--- What you are asked to do ---
Return every record verbatim.

--- Provided entries ---
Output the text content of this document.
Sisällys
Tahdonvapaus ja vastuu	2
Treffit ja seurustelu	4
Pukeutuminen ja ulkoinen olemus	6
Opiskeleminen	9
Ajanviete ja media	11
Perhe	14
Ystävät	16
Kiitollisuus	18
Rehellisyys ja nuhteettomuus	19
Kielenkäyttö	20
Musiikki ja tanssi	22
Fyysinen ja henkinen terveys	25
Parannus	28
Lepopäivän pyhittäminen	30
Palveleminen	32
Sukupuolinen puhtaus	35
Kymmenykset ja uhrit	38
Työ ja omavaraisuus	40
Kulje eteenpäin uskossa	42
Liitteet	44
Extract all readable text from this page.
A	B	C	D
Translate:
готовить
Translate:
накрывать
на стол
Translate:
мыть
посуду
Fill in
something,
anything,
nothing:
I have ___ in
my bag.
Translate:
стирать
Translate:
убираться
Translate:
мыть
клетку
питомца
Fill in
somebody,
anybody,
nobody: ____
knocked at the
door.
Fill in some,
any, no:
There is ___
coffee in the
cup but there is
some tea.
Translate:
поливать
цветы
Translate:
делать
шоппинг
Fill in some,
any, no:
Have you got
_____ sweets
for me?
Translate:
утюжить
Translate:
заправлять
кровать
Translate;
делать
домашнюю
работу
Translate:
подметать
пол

--- Task response ---
Output the text content of this document.
Sisällys
Tahdonvapaus ja vastuu	2
Treffit ja seurustelu	4
Pukeutuminen ja ulkoinen olemus	6
Opiskeleminen	9
Ajanviete ja media	11
Perhe	14
Ystävät	16
Kiitollisuus	18
Rehellisyys ja nuhteettomuus	19
Kielenkäyttö	20
Musiikki ja tanssi	22
Fyysinen ja henkinen terveys	25
Parannus	28
Lepopäivän pyhittäminen	30
Palveleminen	32
Sukupuolinen puhtaus	35
Kymmenykset ja uhrit	38
Työ ja omavaraisuus	40
Kulje eteenpäin uskossa	42
Liitteet	44
Extract all readable text from this page.
A	B	C	D
Translate:
готовить
Translate:
накрывать
на стол
Translate:
мыть
посуду
Fill in
something,
anything,
nothing:
I have ___ in
my bag.
Translate:
стирать
Translate:
убираться
Translate:
мыть
клетку
питомца
Fill in
somebody,
anybody,
nobody: ____
knocked at the
door.
Fill in some,
any, no:
There is ___
coffee in the
cup but there is
some tea.
Translate:
поливать
цветы
Translate:
делать
шоппинг
Fill in some,
any, no:
Have you got
_____ sweets
for me?
Translate:
утюжить
Translate:
заправлять
кровать
Translate;
делать
домашнюю
работу
Translate:
подметать
пол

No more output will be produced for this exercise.